====== EXTRAIT À LIRE ======

Madame [M] [P] [ME] [UG] [OU] épouse [MS]

née le 23 Septembre 1964 à [Localité 11] (56)

[Adresse 15]

[Localité 11]

Représentée par Me Andréa THOMAS de la SCP Bernard BREZULIER – Frédéric LAROQUE-BREZULIER & Andréa THOMAS, avocat au barreau de VANNES

Madame [NT] [VH] [NF] [UG] [OU] épouse [HS],

née le 28 Octobre 1959 à [Localité 11] (56)

[Adresse 16]

[Localité 10]

agissant en son nom personnel et en sa qualité de tutrice de

Madame [N] [OU]

née le 21 novembre 1957 à [Localité 11] (56)

demeurant l’EPSM de [Localité 12]

[Localité 12]

Représentée par Me Andréa THOMAS de la SCP Bernard BREZULIER – Frédéric LAROQUE-BREZULIER & Andréa THOMAS, avocat au barreau de VANNES

EXPOSÉ DU LITIGE

[OG] [OU], né le 19 juillet 1926 à [Localité 11] est décédé en la même commune le 18 juin 2008.

====== DONNÉES D'ENTRÉE ======

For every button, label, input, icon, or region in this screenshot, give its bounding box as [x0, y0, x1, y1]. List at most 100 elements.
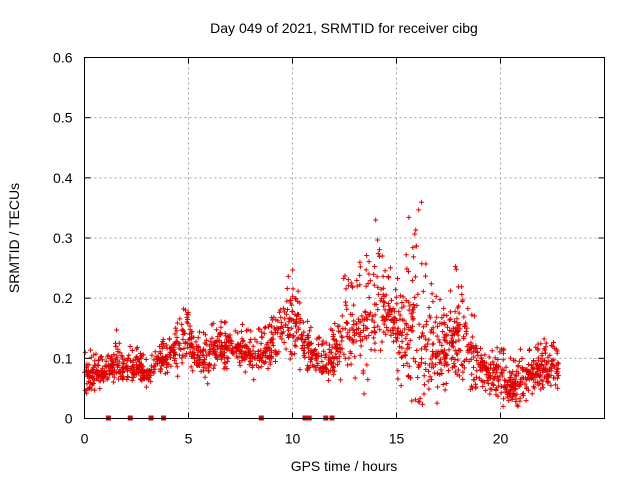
- data-point: [350, 284, 356, 290]
- data-point: [261, 360, 267, 366]
- data-point: [438, 367, 444, 373]
- data-point: [426, 304, 432, 310]
- data-point: [402, 352, 408, 358]
- data-point: [248, 359, 254, 365]
- data-point: [495, 374, 501, 380]
- data-point: [151, 357, 157, 363]
- data-point: [179, 321, 185, 327]
- data-point: [479, 358, 485, 364]
- data-point: [490, 359, 496, 365]
- data-point: [223, 333, 229, 339]
- data-point: [428, 329, 434, 335]
- data-point: [540, 385, 546, 391]
- data-point: [187, 327, 193, 333]
- data-point: [174, 364, 180, 370]
- data-point: [399, 345, 405, 351]
- data-point: [526, 348, 532, 353]
- data-point: [232, 344, 238, 350]
- data-point: [362, 310, 368, 316]
- data-point: [224, 339, 230, 345]
- data-point: [174, 320, 180, 326]
- data-point: [460, 369, 466, 375]
- data-point: [530, 384, 536, 390]
- data-point: [412, 397, 418, 403]
- data-point: [439, 321, 445, 327]
- data-point: [439, 342, 445, 348]
- data-point: [378, 286, 384, 292]
- x-tick-label: 5: [185, 431, 193, 447]
- data-point: [120, 375, 126, 381]
- data-point: [429, 377, 435, 383]
- data-point: [281, 340, 287, 346]
- data-point: [315, 350, 321, 356]
- y-tick-label: 0.2: [53, 290, 73, 306]
- data-point: [452, 364, 458, 370]
- data-point: [375, 323, 381, 329]
- data-point: [202, 340, 208, 346]
- data-point: [352, 375, 358, 381]
- data-point: [139, 363, 145, 369]
- data-point: [399, 354, 405, 360]
- data-point: [293, 329, 299, 335]
- data-point: [295, 335, 301, 341]
- data-point: [188, 364, 194, 370]
- data-point: [86, 386, 92, 392]
- data-point: [484, 377, 490, 383]
- data-point: [532, 380, 538, 386]
- data-point: [441, 305, 447, 311]
- data-point: [90, 368, 96, 374]
- data-point: [510, 380, 516, 386]
- data-point: [273, 317, 279, 323]
- data-point: [212, 340, 218, 346]
- data-point: [223, 319, 229, 325]
- y-tick-label: 0.3: [53, 230, 73, 246]
- data-point: [347, 327, 353, 333]
- data-point: [510, 393, 516, 399]
- data-point: [391, 314, 397, 320]
- data-point: [348, 280, 354, 286]
- data-point: [138, 377, 144, 382]
- data-point: [375, 291, 381, 297]
- data-point: [464, 356, 470, 362]
- data-point: [205, 381, 211, 387]
- data-point: [416, 335, 422, 341]
- data-point: [252, 351, 258, 357]
- data-point: [430, 341, 436, 347]
- data-point: [267, 359, 273, 365]
- data-point: [447, 288, 453, 294]
- y-tick-label: 0.1: [53, 350, 73, 366]
- data-point: [218, 339, 224, 345]
- data-point: [385, 328, 391, 334]
- data-point: [283, 346, 289, 352]
- data-point: [501, 346, 507, 352]
- data-point: [280, 324, 286, 330]
- data-point: [272, 359, 278, 365]
- data-point: [393, 287, 399, 293]
- data-point: [104, 376, 110, 382]
- data-point: [172, 331, 178, 337]
- data-point: [125, 373, 131, 379]
- data-point: [357, 264, 363, 270]
- data-point: [497, 349, 503, 355]
- data-point: [434, 314, 440, 320]
- data-point: [126, 352, 132, 358]
- data-point: [331, 364, 337, 370]
- data-point: [142, 369, 148, 375]
- data-point: [402, 326, 408, 332]
- data-point: [388, 265, 394, 271]
- data-point: [157, 349, 163, 355]
- data-point: [349, 312, 355, 318]
- data-point: [133, 362, 139, 368]
- data-point: [512, 386, 518, 392]
- data-point: [163, 342, 169, 348]
- data-point: [218, 319, 224, 325]
- data-point: [278, 320, 284, 326]
- data-point: [434, 400, 440, 406]
- data-point: [470, 385, 476, 391]
- data-point: [540, 382, 546, 388]
- data-point: [386, 314, 392, 320]
- data-point: [480, 383, 486, 389]
- data-point: [449, 365, 455, 371]
- data-point: [240, 321, 246, 327]
- data-point: [305, 318, 311, 324]
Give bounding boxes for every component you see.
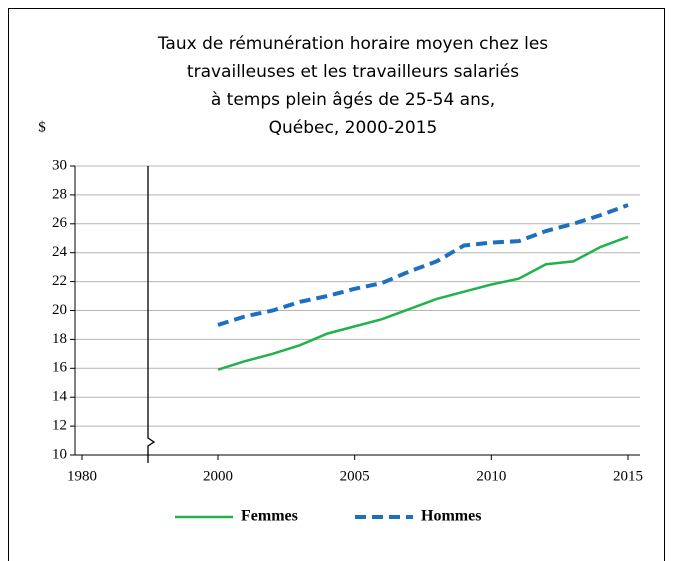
x-tick-label: 2015 [613,468,643,484]
chart-title: Taux de rémunération horaire moyen chez … [157,34,548,54]
series-line [217,235,629,371]
legend-label: Femmes [241,508,298,525]
x-tick-label: 1980 [67,468,97,484]
chart-title: Québec, 2000-2015 [269,118,438,138]
y-tick-label: 22 [52,273,67,289]
y-tick-label: 26 [52,215,68,231]
y-tick-label: 30 [52,157,67,173]
chart-title: à temps plein âgés de 25-54 ans, [211,90,495,110]
y-tick-label: 20 [52,302,67,318]
y-tick-label: 18 [52,331,67,347]
x-tick-label: 2010 [476,468,506,484]
y-tick-label: 14 [52,389,68,405]
frame [8,8,665,561]
legend-label: Hommes [421,508,481,525]
axis-break [147,166,156,463]
series-line [217,203,629,327]
chart-title: travailleuses et les travailleurs salari… [187,62,519,82]
y-tick-label: 10 [52,446,67,462]
y-tick-label: 12 [52,418,67,434]
y-tick-label: 24 [52,244,68,260]
y-axis-label: $ [38,119,46,135]
x-tick-label: 2005 [340,468,370,484]
y-tick-label: 28 [52,186,67,202]
y-tick-label: 16 [52,360,68,376]
x-tick-label: 2000 [203,468,233,484]
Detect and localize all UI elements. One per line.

======

TÂCHE 1 ▸
Renvoyez à l'identique les lignes des entrées ci-dessus, en commençant par celle qui contient "- data-point: [350, 284, 356, 290]" et en terminant par celle qui contient "- data-point: [490, 359, 496, 365]", ces deux lignes comprises.
TÂCHE 2 ▸
Reprenez l'extrait de décision de justice à partir de l'endroit où il s'arrête, en poursuivant l'exposé du litige.

RÉPONSE FINALE 1 ▸
- data-point: [350, 284, 356, 290]
- data-point: [261, 360, 267, 366]
- data-point: [438, 367, 444, 373]
- data-point: [426, 304, 432, 310]
- data-point: [402, 352, 408, 358]
- data-point: [248, 359, 254, 365]
- data-point: [495, 374, 501, 380]
- data-point: [151, 357, 157, 363]
- data-point: [179, 321, 185, 327]
- data-point: [479, 358, 485, 364]
- data-point: [490, 359, 496, 365]

RÉPONSE FINALE 2 ▸
Il était marié depuis le 9 novembre 1952, à [A] [S] [UG] [BO], née le 22 mars 1931, sous le régime légal de la communauté de meubles et d’acquêts.

Cette dernière est décédée le 13 novembre 2014.

De leur union sont nés neuf enfants :

– Mme [I] [OU] épouse [CS], née le 05 novembre 1953,

– Mme [UG] [ME] [OU] épouse [J], née le 03 septembre 1955,

– M. [OG] [V] [UG] [OU], né le 28 septembre 1956,

– Mlle [N] [OU], née le 21 novembre 1957,

– Mme [NT] [OU] épouse [HS], née le 28 octobre1959,

– Mme [BR] [OU], épouse [HE], née le 26 janvier 1961,

– Mme [L] [OU] épouse [D], née le 25 avril 1963,

– Mme [M] [OU] épouse [MS], née le 23 septembre 1964,

– [K] [OU] né le 12 novembre 1958 et décédé le 31 juillet 1959, sans postérité.

Viennent donc à la succession des de cujus les huit enfants précités.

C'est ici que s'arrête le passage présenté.